-- BEGIN RECORDS FOR PROCESSING --

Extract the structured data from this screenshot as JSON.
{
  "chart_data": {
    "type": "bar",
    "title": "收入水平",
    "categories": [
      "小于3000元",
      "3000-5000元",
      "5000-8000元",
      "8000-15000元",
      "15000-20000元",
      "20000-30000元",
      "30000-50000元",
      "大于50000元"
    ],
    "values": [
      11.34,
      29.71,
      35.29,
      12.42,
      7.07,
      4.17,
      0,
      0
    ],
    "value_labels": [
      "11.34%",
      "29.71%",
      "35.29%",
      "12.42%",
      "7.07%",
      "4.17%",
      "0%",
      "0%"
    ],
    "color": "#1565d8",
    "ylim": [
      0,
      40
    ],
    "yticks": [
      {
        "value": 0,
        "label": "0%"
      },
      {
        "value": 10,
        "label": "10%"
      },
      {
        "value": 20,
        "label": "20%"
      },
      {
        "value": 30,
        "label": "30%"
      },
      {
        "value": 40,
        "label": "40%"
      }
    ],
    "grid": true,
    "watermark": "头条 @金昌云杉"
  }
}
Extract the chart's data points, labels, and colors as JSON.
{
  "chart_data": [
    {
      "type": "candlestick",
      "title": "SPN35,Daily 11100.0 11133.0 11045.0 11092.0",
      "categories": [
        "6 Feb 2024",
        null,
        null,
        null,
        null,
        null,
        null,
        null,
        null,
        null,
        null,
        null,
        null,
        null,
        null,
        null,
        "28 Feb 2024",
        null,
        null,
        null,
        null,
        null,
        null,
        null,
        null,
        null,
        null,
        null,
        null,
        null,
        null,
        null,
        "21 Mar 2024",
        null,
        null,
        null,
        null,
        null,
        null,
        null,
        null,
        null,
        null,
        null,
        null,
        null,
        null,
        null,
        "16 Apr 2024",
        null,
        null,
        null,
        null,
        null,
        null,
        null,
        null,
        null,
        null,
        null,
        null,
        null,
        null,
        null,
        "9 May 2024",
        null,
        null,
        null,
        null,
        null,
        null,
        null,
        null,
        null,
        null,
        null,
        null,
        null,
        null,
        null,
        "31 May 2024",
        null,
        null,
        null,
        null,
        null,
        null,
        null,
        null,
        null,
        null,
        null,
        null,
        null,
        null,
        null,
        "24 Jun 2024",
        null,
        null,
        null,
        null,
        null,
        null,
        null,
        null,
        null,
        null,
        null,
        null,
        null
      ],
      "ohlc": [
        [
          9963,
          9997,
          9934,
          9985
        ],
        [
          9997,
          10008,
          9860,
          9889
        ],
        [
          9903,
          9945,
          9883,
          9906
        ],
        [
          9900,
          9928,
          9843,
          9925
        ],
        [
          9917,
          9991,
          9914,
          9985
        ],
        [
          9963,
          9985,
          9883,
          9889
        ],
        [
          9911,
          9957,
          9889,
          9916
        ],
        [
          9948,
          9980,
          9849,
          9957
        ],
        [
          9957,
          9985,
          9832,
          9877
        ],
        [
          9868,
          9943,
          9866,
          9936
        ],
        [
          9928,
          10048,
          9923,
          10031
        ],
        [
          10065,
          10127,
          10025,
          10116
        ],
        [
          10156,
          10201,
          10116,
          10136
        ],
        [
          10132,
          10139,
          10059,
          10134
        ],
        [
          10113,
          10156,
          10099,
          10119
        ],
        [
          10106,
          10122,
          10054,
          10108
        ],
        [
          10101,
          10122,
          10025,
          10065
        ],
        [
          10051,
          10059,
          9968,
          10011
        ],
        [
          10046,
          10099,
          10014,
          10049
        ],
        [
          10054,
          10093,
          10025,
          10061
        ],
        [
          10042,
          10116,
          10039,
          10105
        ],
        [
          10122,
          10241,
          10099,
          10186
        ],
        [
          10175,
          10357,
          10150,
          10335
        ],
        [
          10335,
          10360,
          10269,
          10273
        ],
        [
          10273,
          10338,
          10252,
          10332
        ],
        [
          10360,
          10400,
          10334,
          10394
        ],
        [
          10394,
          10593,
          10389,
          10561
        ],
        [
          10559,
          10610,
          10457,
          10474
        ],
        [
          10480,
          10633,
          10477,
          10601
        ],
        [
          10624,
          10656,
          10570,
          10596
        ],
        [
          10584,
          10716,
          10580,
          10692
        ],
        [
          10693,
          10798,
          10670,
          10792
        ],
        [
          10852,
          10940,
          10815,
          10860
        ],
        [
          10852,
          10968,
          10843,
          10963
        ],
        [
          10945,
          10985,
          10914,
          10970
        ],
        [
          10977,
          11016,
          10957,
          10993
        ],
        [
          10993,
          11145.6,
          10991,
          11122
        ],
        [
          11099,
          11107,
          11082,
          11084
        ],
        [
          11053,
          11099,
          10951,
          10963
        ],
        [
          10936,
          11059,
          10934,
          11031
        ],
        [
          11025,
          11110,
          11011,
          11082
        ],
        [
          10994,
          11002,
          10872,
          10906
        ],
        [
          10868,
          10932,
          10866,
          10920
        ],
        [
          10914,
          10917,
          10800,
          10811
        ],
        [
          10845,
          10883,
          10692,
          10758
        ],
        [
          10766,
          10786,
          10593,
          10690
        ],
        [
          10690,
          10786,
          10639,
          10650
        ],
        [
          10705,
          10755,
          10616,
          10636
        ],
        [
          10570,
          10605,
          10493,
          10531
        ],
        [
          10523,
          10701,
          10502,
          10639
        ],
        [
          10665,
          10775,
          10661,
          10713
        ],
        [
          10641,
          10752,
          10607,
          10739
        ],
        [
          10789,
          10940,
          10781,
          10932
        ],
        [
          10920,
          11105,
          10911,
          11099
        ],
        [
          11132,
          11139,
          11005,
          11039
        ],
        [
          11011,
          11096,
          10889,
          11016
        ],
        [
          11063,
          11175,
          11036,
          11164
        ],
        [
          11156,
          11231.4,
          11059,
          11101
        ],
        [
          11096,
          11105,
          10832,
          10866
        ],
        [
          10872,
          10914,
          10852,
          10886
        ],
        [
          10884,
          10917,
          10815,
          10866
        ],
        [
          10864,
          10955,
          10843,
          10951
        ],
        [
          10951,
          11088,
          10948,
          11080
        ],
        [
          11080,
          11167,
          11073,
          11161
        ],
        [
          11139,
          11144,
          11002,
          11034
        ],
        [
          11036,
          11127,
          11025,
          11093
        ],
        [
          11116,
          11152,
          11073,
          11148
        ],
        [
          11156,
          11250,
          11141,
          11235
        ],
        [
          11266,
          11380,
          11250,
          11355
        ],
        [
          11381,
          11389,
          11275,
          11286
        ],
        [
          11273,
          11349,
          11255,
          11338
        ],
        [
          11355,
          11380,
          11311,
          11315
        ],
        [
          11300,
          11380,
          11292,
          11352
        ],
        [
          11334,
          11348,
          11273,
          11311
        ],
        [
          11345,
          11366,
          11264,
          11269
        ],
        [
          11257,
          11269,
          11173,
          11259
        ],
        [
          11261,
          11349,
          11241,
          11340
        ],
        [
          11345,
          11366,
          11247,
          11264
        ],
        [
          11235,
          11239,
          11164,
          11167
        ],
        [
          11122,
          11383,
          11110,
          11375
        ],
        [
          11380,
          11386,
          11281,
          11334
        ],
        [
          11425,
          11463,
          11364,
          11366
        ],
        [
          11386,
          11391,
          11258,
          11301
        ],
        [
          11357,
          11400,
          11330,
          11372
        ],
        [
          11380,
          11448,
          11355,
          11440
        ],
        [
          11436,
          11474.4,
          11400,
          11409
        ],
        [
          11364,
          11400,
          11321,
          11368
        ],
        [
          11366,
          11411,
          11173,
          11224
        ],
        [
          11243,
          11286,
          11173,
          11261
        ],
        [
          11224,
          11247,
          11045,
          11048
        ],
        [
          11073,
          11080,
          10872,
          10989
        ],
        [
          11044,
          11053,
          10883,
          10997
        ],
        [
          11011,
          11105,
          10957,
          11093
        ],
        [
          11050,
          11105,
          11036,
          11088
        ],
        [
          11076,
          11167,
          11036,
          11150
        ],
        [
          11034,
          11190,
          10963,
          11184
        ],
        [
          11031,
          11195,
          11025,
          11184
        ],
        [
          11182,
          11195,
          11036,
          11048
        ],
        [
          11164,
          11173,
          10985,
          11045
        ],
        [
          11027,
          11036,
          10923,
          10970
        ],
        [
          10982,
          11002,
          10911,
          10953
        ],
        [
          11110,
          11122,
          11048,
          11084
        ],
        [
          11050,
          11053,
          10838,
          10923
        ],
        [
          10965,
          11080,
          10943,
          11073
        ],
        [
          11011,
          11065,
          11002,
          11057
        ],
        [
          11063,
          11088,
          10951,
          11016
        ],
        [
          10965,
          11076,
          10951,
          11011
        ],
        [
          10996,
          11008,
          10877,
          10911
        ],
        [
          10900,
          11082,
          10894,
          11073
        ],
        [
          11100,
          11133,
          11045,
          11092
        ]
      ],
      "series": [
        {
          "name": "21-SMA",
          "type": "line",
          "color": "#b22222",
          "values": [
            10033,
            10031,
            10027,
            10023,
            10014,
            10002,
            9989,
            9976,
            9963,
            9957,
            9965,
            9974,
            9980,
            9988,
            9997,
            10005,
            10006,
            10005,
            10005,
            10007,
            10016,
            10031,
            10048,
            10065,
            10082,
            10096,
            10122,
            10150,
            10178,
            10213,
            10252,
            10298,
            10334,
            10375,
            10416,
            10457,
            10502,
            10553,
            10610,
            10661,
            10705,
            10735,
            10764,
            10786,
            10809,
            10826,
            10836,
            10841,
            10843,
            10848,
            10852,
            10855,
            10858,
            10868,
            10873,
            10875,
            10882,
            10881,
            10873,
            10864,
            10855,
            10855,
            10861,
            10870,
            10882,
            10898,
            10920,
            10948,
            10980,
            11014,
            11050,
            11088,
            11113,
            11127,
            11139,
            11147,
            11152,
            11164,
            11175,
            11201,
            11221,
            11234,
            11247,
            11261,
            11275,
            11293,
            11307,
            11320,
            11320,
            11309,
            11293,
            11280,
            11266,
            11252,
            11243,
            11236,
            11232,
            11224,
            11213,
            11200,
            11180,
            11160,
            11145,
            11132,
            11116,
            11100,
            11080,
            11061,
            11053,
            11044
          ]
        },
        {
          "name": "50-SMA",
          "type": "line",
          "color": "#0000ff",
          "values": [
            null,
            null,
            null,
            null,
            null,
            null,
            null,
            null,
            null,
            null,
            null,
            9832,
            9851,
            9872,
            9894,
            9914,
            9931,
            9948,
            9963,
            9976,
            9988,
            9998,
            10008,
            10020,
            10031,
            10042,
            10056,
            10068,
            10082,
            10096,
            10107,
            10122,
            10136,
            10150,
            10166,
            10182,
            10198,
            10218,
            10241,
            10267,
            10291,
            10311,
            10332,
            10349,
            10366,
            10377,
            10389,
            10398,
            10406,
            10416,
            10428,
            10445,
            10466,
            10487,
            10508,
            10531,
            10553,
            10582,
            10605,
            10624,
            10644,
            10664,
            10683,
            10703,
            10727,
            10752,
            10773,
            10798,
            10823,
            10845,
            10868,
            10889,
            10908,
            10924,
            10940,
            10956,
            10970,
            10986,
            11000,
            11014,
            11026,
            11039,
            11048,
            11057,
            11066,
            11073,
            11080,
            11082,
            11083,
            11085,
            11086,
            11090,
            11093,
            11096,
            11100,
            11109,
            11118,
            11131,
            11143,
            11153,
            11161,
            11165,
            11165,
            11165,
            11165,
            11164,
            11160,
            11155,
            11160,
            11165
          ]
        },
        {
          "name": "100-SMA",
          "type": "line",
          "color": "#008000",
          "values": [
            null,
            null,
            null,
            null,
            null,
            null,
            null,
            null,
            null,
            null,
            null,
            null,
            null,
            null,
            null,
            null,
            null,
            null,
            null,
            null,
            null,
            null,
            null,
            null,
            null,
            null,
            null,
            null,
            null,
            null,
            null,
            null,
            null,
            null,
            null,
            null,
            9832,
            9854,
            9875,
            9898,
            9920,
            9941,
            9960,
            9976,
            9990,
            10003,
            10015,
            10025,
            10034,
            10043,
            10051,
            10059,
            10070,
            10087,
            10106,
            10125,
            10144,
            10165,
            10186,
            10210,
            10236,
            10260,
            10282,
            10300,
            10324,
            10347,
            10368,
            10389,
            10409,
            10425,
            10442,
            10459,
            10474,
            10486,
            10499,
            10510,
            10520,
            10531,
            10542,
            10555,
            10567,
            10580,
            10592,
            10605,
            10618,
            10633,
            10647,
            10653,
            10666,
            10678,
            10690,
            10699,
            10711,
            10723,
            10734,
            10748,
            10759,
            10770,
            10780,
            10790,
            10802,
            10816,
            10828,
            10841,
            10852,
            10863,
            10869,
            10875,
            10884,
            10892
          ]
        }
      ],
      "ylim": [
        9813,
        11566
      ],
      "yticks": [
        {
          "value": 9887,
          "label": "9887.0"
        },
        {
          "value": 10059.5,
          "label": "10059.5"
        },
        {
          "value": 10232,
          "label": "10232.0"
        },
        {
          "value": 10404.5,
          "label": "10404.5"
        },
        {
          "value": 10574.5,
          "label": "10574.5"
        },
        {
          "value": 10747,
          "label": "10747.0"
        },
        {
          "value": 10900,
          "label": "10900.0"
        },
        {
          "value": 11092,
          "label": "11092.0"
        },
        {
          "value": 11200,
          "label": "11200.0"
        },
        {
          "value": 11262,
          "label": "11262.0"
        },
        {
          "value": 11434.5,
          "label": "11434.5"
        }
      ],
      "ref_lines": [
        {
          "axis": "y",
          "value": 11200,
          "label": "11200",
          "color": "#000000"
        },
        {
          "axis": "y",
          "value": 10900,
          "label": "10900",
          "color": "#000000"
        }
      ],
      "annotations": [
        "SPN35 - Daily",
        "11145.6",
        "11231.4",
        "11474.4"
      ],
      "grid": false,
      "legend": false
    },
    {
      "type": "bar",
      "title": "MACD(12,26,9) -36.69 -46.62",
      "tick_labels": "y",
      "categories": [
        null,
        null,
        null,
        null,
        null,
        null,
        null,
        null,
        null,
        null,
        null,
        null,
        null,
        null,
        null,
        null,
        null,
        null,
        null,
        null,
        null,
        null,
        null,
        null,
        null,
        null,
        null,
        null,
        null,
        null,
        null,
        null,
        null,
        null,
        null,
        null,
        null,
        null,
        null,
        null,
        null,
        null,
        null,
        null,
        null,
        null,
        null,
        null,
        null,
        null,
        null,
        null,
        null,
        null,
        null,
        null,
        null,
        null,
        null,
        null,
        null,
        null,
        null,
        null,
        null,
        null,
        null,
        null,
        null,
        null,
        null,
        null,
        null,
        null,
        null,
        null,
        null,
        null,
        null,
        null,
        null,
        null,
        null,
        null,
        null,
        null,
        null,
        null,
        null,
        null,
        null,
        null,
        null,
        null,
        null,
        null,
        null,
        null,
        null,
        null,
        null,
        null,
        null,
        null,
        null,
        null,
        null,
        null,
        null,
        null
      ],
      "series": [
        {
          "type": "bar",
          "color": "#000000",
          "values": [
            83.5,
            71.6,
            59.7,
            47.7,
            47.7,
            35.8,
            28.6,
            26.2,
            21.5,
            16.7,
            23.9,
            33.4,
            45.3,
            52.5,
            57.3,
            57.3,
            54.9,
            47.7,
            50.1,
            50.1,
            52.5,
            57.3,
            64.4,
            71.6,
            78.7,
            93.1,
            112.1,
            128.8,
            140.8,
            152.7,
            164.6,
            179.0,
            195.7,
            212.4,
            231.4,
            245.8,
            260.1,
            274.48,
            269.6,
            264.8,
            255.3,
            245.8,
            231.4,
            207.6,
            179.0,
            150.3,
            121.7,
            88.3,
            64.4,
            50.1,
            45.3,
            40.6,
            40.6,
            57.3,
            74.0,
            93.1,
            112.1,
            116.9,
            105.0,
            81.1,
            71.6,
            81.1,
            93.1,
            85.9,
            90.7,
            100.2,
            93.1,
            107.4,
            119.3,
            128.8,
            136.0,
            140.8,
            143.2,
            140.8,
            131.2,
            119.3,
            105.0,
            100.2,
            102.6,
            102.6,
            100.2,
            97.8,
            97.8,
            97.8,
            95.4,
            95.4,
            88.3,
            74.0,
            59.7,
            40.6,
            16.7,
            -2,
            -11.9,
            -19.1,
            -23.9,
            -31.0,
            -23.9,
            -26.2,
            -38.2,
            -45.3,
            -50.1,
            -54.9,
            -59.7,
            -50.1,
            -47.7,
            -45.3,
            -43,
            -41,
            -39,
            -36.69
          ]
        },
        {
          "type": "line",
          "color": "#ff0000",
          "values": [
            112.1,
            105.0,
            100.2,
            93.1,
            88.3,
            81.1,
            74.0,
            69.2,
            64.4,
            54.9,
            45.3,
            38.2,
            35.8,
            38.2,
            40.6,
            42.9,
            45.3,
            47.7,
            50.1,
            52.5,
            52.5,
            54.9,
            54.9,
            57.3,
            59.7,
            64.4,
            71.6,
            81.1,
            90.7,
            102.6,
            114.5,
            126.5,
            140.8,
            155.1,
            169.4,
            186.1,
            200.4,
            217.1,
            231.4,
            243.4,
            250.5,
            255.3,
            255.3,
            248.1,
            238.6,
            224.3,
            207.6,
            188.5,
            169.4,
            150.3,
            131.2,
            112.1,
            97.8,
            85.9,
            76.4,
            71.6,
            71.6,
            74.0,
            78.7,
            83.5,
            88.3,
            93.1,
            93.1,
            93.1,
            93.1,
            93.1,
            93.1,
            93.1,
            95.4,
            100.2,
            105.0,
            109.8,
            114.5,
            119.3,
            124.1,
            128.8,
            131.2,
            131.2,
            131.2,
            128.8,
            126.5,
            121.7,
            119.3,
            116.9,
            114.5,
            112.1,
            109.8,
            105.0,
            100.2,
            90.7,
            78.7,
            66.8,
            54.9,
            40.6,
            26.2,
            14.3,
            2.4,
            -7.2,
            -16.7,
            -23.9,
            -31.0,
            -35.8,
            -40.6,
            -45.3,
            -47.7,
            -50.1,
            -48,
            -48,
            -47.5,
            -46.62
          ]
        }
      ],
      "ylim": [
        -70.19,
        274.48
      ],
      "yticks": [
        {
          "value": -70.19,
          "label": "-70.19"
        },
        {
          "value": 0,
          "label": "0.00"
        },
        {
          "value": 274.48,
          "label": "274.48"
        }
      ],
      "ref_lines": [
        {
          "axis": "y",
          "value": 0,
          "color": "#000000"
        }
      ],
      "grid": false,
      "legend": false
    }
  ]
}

-- END RECORDS FOR PROCESSING --

WRITTEN TASK :: Look through the material and say how many lines hold "Extract". Give the number only.

EXERCISE ANSWER :: 2